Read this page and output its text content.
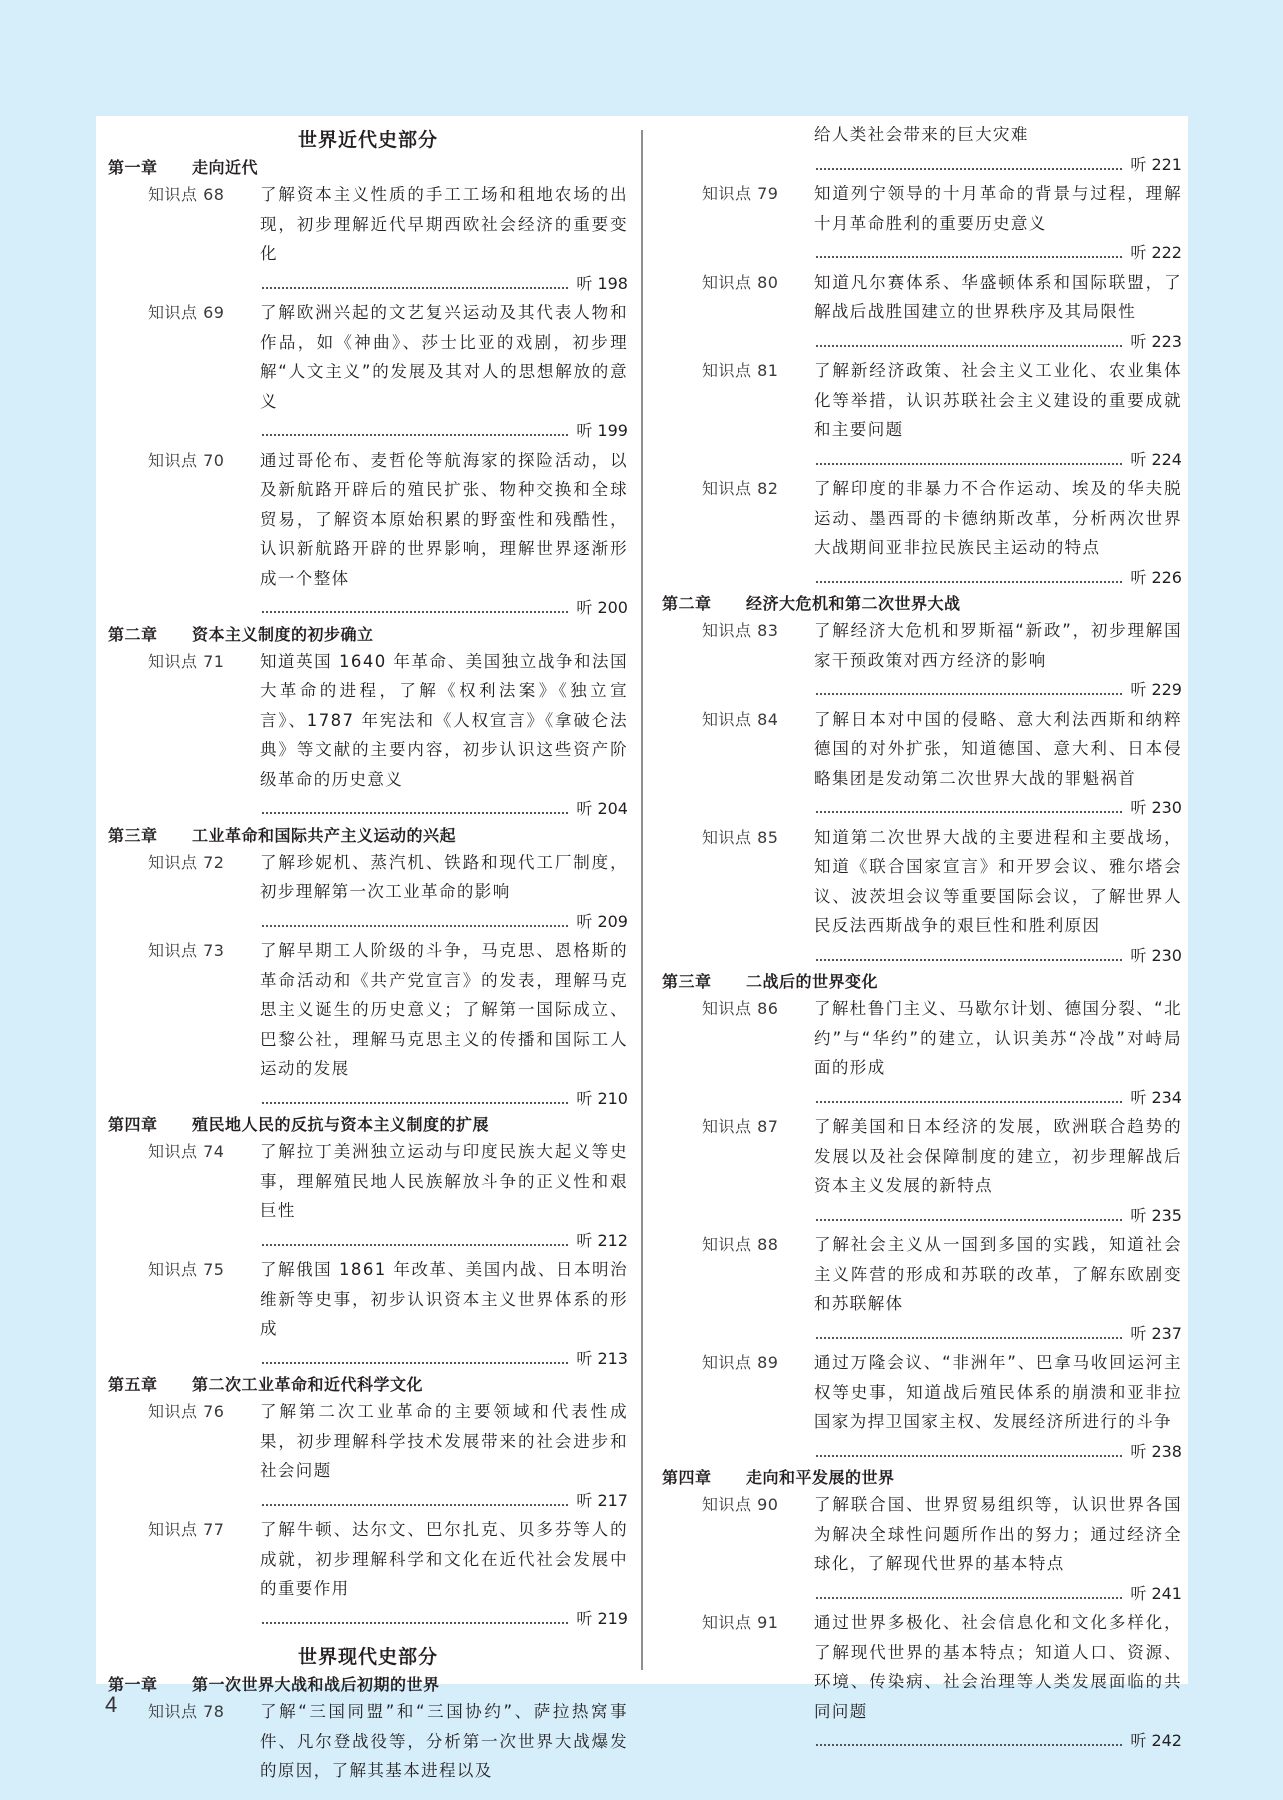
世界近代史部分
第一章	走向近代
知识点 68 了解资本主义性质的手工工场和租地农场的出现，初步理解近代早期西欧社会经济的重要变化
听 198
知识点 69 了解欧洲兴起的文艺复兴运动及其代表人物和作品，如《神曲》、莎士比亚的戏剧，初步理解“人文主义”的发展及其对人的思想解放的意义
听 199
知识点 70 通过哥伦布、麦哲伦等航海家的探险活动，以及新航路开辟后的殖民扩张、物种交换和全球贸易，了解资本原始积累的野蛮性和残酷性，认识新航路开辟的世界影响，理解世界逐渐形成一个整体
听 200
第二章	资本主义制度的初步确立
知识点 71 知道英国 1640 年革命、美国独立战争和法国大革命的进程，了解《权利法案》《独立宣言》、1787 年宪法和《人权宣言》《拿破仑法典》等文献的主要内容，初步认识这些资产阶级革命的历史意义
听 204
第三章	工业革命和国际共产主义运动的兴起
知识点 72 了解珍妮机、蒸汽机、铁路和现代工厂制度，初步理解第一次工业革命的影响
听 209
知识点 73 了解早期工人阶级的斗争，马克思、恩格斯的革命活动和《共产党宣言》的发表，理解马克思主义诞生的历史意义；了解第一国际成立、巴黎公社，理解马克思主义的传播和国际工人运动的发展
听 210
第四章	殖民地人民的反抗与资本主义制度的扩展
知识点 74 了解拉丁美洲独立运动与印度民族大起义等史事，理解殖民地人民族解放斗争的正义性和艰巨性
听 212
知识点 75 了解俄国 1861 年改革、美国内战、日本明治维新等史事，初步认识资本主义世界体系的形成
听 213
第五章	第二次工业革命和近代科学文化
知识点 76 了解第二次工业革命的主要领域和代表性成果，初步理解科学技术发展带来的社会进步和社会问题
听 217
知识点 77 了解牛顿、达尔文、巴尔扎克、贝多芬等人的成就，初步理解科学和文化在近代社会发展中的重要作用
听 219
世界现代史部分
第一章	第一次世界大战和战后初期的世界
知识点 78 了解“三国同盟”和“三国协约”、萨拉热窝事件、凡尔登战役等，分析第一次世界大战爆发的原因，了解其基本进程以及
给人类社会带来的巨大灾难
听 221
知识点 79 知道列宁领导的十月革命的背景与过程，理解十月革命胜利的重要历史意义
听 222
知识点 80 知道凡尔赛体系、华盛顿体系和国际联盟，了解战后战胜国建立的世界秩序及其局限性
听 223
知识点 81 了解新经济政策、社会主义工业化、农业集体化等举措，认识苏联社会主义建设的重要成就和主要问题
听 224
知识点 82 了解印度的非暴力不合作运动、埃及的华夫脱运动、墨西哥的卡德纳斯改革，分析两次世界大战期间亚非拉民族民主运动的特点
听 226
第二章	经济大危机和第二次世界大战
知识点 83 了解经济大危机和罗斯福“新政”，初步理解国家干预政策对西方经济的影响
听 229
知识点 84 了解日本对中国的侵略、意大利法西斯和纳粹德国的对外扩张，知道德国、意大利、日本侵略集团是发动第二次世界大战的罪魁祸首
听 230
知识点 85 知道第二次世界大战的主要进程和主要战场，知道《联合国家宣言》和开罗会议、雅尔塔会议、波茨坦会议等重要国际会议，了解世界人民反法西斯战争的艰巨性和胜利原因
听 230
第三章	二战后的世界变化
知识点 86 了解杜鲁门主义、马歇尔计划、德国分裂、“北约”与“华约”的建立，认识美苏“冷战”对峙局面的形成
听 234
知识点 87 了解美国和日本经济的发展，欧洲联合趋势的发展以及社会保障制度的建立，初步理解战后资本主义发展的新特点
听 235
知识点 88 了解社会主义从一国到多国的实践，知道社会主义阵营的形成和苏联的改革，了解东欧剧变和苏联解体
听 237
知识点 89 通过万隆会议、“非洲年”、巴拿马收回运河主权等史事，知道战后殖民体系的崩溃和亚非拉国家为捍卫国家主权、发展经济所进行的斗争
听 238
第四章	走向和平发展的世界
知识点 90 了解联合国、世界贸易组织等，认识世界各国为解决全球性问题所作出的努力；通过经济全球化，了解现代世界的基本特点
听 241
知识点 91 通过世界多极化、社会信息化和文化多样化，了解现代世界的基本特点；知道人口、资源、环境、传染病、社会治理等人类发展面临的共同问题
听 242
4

____________

Without the pictures, write out all of the material exactly.

Read this page and output its text content.
世界近代史部分
第一章	走向近代
知识点 68 了解资本主义性质的手工工场和租地农场的出现，初步理解近代早期西欧社会经济的重要变化
听 198
知识点 69 了解欧洲兴起的文艺复兴运动及其代表人物和作品，如《神曲》、莎士比亚的戏剧，初步理解“人文主义”的发展及其对人的思想解放的意义
听 199
知识点 70 通过哥伦布、麦哲伦等航海家的探险活动，以及新航路开辟后的殖民扩张、物种交换和全球贸易，了解资本原始积累的野蛮性和残酷性，认识新航路开辟的世界影响，理解世界逐渐形成一个整体
听 200
第二章	资本主义制度的初步确立
知识点 71 知道英国 1640 年革命、美国独立战争和法国大革命的进程，了解《权利法案》《独立宣言》、1787 年宪法和《人权宣言》《拿破仑法典》等文献的主要内容，初步认识这些资产阶级革命的历史意义
听 204
第三章	工业革命和国际共产主义运动的兴起
知识点 72 了解珍妮机、蒸汽机、铁路和现代工厂制度，初步理解第一次工业革命的影响
听 209
知识点 73 了解早期工人阶级的斗争，马克思、恩格斯的革命活动和《共产党宣言》的发表，理解马克思主义诞生的历史意义；了解第一国际成立、巴黎公社，理解马克思主义的传播和国际工人运动的发展
听 210
第四章	殖民地人民的反抗与资本主义制度的扩展
知识点 74 了解拉丁美洲独立运动与印度民族大起义等史事，理解殖民地人民族解放斗争的正义性和艰巨性
听 212
知识点 75 了解俄国 1861 年改革、美国内战、日本明治维新等史事，初步认识资本主义世界体系的形成
听 213
第五章	第二次工业革命和近代科学文化
知识点 76 了解第二次工业革命的主要领域和代表性成果，初步理解科学技术发展带来的社会进步和社会问题
听 217
知识点 77 了解牛顿、达尔文、巴尔扎克、贝多芬等人的成就，初步理解科学和文化在近代社会发展中的重要作用
听 219
世界现代史部分
第一章	第一次世界大战和战后初期的世界
知识点 78 了解“三国同盟”和“三国协约”、萨拉热窝事件、凡尔登战役等，分析第一次世界大战爆发的原因，了解其基本进程以及
给人类社会带来的巨大灾难
听 221
知识点 79 知道列宁领导的十月革命的背景与过程，理解十月革命胜利的重要历史意义
听 222
知识点 80 知道凡尔赛体系、华盛顿体系和国际联盟，了解战后战胜国建立的世界秩序及其局限性
听 223
知识点 81 了解新经济政策、社会主义工业化、农业集体化等举措，认识苏联社会主义建设的重要成就和主要问题
听 224
知识点 82 了解印度的非暴力不合作运动、埃及的华夫脱运动、墨西哥的卡德纳斯改革，分析两次世界大战期间亚非拉民族民主运动的特点
听 226
第二章	经济大危机和第二次世界大战
知识点 83 了解经济大危机和罗斯福“新政”，初步理解国家干预政策对西方经济的影响
听 229
知识点 84 了解日本对中国的侵略、意大利法西斯和纳粹德国的对外扩张，知道德国、意大利、日本侵略集团是发动第二次世界大战的罪魁祸首
听 230
知识点 85 知道第二次世界大战的主要进程和主要战场，知道《联合国家宣言》和开罗会议、雅尔塔会议、波茨坦会议等重要国际会议，了解世界人民反法西斯战争的艰巨性和胜利原因
听 230
第三章	二战后的世界变化
知识点 86 了解杜鲁门主义、马歇尔计划、德国分裂、“北约”与“华约”的建立，认识美苏“冷战”对峙局面的形成
听 234
知识点 87 了解美国和日本经济的发展，欧洲联合趋势的发展以及社会保障制度的建立，初步理解战后资本主义发展的新特点
听 235
知识点 88 了解社会主义从一国到多国的实践，知道社会主义阵营的形成和苏联的改革，了解东欧剧变和苏联解体
听 237
知识点 89 通过万隆会议、“非洲年”、巴拿马收回运河主权等史事，知道战后殖民体系的崩溃和亚非拉国家为捍卫国家主权、发展经济所进行的斗争
听 238
第四章	走向和平发展的世界
知识点 90 了解联合国、世界贸易组织等，认识世界各国为解决全球性问题所作出的努力；通过经济全球化，了解现代世界的基本特点
听 241
知识点 91 通过世界多极化、社会信息化和文化多样化，了解现代世界的基本特点；知道人口、资源、环境、传染病、社会治理等人类发展面临的共同问题
听 242
4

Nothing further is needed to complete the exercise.